>> begin Extracted records

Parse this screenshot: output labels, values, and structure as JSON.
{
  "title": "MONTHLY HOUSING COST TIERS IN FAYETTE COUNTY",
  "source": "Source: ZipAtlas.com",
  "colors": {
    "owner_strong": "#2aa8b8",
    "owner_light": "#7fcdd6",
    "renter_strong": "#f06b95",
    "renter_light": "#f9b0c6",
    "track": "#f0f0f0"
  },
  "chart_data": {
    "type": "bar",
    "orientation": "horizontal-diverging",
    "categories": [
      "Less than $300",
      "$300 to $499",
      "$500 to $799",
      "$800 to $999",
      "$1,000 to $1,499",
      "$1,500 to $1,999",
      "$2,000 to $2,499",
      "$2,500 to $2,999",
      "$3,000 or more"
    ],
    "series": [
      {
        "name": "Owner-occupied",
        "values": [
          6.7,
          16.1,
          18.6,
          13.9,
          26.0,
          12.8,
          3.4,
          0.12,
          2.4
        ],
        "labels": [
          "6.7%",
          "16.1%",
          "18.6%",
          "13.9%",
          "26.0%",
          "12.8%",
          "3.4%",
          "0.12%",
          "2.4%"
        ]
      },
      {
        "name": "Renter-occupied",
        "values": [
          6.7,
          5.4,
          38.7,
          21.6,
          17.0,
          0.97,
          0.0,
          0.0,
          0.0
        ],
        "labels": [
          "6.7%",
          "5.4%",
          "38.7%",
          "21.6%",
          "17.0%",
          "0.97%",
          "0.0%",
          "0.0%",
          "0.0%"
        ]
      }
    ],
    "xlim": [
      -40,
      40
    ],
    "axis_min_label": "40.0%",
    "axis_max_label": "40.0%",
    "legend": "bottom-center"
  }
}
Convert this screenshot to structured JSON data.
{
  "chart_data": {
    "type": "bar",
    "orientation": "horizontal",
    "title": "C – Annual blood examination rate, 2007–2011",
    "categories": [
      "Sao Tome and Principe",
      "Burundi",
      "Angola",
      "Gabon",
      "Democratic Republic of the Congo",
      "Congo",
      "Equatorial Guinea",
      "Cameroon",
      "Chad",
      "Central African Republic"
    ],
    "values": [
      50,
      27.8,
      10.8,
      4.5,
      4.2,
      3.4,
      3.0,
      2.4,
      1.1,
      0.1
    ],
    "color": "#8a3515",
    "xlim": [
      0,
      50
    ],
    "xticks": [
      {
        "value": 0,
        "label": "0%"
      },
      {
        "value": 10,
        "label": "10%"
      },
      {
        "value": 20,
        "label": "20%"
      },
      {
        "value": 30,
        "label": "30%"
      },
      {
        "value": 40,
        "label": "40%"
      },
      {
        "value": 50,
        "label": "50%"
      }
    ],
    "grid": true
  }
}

>> end Extracted records

To do:
Output the listing above without altering a single character.

Full output:
Parse this screenshot: output labels, values, and structure as JSON.
{
  "title": "MONTHLY HOUSING COST TIERS IN FAYETTE COUNTY",
  "source": "Source: ZipAtlas.com",
  "colors": {
    "owner_strong": "#2aa8b8",
    "owner_light": "#7fcdd6",
    "renter_strong": "#f06b95",
    "renter_light": "#f9b0c6",
    "track": "#f0f0f0"
  },
  "chart_data": {
    "type": "bar",
    "orientation": "horizontal-diverging",
    "categories": [
      "Less than $300",
      "$300 to $499",
      "$500 to $799",
      "$800 to $999",
      "$1,000 to $1,499",
      "$1,500 to $1,999",
      "$2,000 to $2,499",
      "$2,500 to $2,999",
      "$3,000 or more"
    ],
    "series": [
      {
        "name": "Owner-occupied",
        "values": [
          6.7,
          16.1,
          18.6,
          13.9,
          26.0,
          12.8,
          3.4,
          0.12,
          2.4
        ],
        "labels": [
          "6.7%",
          "16.1%",
          "18.6%",
          "13.9%",
          "26.0%",
          "12.8%",
          "3.4%",
          "0.12%",
          "2.4%"
        ]
      },
      {
        "name": "Renter-occupied",
        "values": [
          6.7,
          5.4,
          38.7,
          21.6,
          17.0,
          0.97,
          0.0,
          0.0,
          0.0
        ],
        "labels": [
          "6.7%",
          "5.4%",
          "38.7%",
          "21.6%",
          "17.0%",
          "0.97%",
          "0.0%",
          "0.0%",
          "0.0%"
        ]
      }
    ],
    "xlim": [
      -40,
      40
    ],
    "axis_min_label": "40.0%",
    "axis_max_label": "40.0%",
    "legend": "bottom-center"
  }
}
Convert this screenshot to structured JSON data.
{
  "chart_data": {
    "type": "bar",
    "orientation": "horizontal",
    "title": "C – Annual blood examination rate, 2007–2011",
    "categories": [
      "Sao Tome and Principe",
      "Burundi",
      "Angola",
      "Gabon",
      "Democratic Republic of the Congo",
      "Congo",
      "Equatorial Guinea",
      "Cameroon",
      "Chad",
      "Central African Republic"
    ],
    "values": [
      50,
      27.8,
      10.8,
      4.5,
      4.2,
      3.4,
      3.0,
      2.4,
      1.1,
      0.1
    ],
    "color": "#8a3515",
    "xlim": [
      0,
      50
    ],
    "xticks": [
      {
        "value": 0,
        "label": "0%"
      },
      {
        "value": 10,
        "label": "10%"
      },
      {
        "value": 20,
        "label": "20%"
      },
      {
        "value": 30,
        "label": "30%"
      },
      {
        "value": 40,
        "label": "40%"
      },
      {
        "value": 50,
        "label": "50%"
      }
    ],
    "grid": true
  }
}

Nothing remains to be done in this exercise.